#### [To do]
Scan the data below for the string "أمته". Show every line where it turns up.

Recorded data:
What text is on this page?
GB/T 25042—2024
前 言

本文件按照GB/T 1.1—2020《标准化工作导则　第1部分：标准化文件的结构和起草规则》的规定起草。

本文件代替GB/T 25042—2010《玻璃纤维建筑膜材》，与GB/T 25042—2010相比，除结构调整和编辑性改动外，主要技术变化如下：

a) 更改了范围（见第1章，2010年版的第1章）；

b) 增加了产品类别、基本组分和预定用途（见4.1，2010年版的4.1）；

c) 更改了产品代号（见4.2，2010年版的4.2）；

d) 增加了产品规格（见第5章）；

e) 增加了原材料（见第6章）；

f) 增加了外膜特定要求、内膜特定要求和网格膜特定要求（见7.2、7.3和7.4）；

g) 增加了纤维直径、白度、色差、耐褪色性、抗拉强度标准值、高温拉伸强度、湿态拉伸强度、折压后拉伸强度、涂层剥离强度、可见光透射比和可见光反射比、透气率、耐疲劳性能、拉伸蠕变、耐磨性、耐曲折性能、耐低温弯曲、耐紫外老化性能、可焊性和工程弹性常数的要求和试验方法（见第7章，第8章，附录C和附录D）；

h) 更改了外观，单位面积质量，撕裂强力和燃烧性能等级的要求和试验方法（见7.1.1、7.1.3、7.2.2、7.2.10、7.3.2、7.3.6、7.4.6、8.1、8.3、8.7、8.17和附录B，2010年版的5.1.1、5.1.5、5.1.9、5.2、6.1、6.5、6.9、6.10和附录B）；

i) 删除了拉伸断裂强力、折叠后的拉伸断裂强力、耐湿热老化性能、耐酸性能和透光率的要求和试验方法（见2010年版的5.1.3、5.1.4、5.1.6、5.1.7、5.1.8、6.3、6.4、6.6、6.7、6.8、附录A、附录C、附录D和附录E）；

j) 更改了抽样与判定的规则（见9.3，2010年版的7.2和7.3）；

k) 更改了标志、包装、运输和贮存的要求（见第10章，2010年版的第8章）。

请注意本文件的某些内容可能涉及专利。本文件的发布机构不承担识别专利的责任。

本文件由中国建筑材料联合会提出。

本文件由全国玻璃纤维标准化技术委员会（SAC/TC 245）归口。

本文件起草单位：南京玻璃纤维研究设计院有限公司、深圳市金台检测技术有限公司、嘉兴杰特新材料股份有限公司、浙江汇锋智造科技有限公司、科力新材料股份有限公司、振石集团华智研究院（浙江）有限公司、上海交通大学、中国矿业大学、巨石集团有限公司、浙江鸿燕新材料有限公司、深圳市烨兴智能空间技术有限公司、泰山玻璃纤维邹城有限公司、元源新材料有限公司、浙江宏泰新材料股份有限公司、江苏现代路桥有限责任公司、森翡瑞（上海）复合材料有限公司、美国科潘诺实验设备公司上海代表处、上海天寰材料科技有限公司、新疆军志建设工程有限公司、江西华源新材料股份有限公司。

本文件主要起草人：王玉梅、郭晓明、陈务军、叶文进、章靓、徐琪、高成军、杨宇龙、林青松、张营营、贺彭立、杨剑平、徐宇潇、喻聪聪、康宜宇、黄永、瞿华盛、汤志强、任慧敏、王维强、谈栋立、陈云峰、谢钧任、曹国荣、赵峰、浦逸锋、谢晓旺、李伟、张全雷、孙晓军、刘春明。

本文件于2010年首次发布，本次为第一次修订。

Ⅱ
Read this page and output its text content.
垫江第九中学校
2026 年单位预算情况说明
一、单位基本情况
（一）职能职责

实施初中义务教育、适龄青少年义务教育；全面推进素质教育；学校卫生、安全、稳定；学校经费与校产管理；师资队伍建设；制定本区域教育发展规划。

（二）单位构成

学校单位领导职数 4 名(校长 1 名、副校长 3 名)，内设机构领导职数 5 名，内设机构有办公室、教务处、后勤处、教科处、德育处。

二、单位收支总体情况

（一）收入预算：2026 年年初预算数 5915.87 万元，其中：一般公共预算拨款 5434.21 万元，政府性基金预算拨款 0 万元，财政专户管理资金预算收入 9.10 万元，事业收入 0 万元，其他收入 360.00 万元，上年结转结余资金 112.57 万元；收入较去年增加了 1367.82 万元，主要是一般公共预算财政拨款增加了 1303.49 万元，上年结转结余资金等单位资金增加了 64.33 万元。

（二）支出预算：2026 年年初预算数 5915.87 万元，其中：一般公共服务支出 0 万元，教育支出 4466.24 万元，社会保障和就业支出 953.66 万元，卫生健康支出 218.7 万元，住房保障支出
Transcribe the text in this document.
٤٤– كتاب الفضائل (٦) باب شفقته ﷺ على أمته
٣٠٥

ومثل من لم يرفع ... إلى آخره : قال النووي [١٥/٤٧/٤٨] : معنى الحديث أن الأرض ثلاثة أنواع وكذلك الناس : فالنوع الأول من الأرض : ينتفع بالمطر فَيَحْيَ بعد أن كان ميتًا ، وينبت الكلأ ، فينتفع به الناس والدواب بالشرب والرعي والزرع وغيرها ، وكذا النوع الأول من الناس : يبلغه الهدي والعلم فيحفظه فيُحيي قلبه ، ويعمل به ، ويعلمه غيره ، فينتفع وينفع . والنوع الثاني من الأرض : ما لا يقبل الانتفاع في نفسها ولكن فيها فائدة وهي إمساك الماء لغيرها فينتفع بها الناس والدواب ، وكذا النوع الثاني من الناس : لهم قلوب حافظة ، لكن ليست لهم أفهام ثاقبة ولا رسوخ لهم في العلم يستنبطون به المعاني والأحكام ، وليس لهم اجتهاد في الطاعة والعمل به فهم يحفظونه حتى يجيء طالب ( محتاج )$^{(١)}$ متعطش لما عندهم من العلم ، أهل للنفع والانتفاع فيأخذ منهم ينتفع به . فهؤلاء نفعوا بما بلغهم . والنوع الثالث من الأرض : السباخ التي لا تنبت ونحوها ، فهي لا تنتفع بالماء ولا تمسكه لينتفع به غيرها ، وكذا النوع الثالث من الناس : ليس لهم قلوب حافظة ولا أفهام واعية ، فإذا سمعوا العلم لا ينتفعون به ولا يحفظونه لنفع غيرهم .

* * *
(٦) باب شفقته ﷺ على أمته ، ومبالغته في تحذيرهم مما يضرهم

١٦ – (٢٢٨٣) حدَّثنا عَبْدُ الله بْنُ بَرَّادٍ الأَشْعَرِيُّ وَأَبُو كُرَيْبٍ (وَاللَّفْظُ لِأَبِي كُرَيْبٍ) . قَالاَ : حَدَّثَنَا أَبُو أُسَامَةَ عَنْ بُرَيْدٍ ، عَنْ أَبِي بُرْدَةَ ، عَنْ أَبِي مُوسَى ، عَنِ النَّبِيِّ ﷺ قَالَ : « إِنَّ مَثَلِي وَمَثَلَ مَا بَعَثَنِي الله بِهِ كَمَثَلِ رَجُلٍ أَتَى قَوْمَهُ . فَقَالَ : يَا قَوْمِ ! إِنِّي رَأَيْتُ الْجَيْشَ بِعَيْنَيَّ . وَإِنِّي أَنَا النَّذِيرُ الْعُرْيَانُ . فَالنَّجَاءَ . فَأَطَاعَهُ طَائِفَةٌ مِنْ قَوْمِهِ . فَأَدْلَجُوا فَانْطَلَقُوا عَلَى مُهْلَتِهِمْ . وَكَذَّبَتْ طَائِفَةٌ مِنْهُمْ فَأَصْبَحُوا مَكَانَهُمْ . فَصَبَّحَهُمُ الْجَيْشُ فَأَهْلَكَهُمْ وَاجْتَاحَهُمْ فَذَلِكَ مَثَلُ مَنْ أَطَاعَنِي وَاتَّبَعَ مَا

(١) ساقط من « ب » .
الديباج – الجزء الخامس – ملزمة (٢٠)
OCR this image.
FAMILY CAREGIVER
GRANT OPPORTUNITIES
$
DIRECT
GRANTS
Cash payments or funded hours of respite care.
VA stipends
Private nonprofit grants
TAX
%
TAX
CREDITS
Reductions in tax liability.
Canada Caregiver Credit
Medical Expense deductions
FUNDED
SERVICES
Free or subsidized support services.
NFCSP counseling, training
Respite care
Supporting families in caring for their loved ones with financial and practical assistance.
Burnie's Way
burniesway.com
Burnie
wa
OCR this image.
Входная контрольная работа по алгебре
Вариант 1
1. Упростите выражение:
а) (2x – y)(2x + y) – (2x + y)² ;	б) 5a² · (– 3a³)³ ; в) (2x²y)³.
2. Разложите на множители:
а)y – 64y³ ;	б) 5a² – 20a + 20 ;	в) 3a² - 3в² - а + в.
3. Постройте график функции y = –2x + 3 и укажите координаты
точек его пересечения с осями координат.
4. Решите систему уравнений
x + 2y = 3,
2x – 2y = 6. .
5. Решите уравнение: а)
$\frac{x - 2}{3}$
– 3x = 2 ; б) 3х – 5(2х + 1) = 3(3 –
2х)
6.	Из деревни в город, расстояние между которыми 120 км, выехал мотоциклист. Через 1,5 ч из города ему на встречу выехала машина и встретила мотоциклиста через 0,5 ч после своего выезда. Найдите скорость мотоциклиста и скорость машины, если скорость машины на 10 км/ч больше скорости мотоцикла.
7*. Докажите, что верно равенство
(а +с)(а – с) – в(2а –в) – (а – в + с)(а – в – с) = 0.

#### [Complete answer]
٤٤– كتاب الفضائل (٦) باب شفقته ﷺ على أمته
(٦) باب شفقته ﷺ على أمته ، ومبالغته في تحذيرهم مما يضرهم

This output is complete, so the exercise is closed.